» **Your task**: Can you write out all of the material below, word for word?

» **Figure dataset records**:
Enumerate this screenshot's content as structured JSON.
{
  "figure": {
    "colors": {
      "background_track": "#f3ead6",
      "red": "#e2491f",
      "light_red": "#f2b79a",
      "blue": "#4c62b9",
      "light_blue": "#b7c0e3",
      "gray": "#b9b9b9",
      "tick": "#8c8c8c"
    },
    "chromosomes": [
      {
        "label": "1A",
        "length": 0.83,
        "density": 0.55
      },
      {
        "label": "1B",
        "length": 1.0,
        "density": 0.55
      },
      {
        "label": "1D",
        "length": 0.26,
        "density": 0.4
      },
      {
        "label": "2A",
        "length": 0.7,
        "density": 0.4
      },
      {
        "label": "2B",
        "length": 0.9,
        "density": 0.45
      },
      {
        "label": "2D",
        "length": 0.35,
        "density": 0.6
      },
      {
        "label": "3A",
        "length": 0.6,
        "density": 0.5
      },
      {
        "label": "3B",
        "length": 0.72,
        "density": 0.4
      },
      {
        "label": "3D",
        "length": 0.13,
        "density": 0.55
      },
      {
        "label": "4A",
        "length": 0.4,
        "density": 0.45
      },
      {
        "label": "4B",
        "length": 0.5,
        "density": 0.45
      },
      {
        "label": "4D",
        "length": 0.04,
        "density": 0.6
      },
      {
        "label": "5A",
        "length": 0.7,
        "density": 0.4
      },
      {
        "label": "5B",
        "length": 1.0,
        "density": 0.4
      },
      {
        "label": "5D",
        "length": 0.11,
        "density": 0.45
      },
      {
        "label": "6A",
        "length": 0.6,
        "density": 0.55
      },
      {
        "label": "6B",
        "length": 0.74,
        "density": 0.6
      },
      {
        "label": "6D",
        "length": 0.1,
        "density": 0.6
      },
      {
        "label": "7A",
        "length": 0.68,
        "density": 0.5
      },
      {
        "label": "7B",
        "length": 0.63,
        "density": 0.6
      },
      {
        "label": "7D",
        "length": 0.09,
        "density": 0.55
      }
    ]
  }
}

» **Exercise response**:
Enumerate this screenshot's content as structured JSON.
{
  "figure": {
    "colors": {
      "background_track": "#f3ead6",
      "red": "#e2491f",
      "light_red": "#f2b79a",
      "blue": "#4c62b9",
      "light_blue": "#b7c0e3",
      "gray": "#b9b9b9",
      "tick": "#8c8c8c"
    },
    "chromosomes": [
      {
        "label": "1A",
        "length": 0.83,
        "density": 0.55
      },
      {
        "label": "1B",
        "length": 1.0,
        "density": 0.55
      },
      {
        "label": "1D",
        "length": 0.26,
        "density": 0.4
      },
      {
        "label": "2A",
        "length": 0.7,
        "density": 0.4
      },
      {
        "label": "2B",
        "length": 0.9,
        "density": 0.45
      },
      {
        "label": "2D",
        "length": 0.35,
        "density": 0.6
      },
      {
        "label": "3A",
        "length": 0.6,
        "density": 0.5
      },
      {
        "label": "3B",
        "length": 0.72,
        "density": 0.4
      },
      {
        "label": "3D",
        "length": 0.13,
        "density": 0.55
      },
      {
        "label": "4A",
        "length": 0.4,
        "density": 0.45
      },
      {
        "label": "4B",
        "length": 0.5,
        "density": 0.45
      },
      {
        "label": "4D",
        "length": 0.04,
        "density": 0.6
      },
      {
        "label": "5A",
        "length": 0.7,
        "density": 0.4
      },
      {
        "label": "5B",
        "length": 1.0,
        "density": 0.4
      },
      {
        "label": "5D",
        "length": 0.11,
        "density": 0.45
      },
      {
        "label": "6A",
        "length": 0.6,
        "density": 0.55
      },
      {
        "label": "6B",
        "length": 0.74,
        "density": 0.6
      },
      {
        "label": "6D",
        "length": 0.1,
        "density": 0.6
      },
      {
        "label": "7A",
        "length": 0.68,
        "density": 0.5
      },
      {
        "label": "7B",
        "length": 0.63,
        "density": 0.6
      },
      {
        "label": "7D",
        "length": 0.09,
        "density": 0.55
      }
    ]
  }
}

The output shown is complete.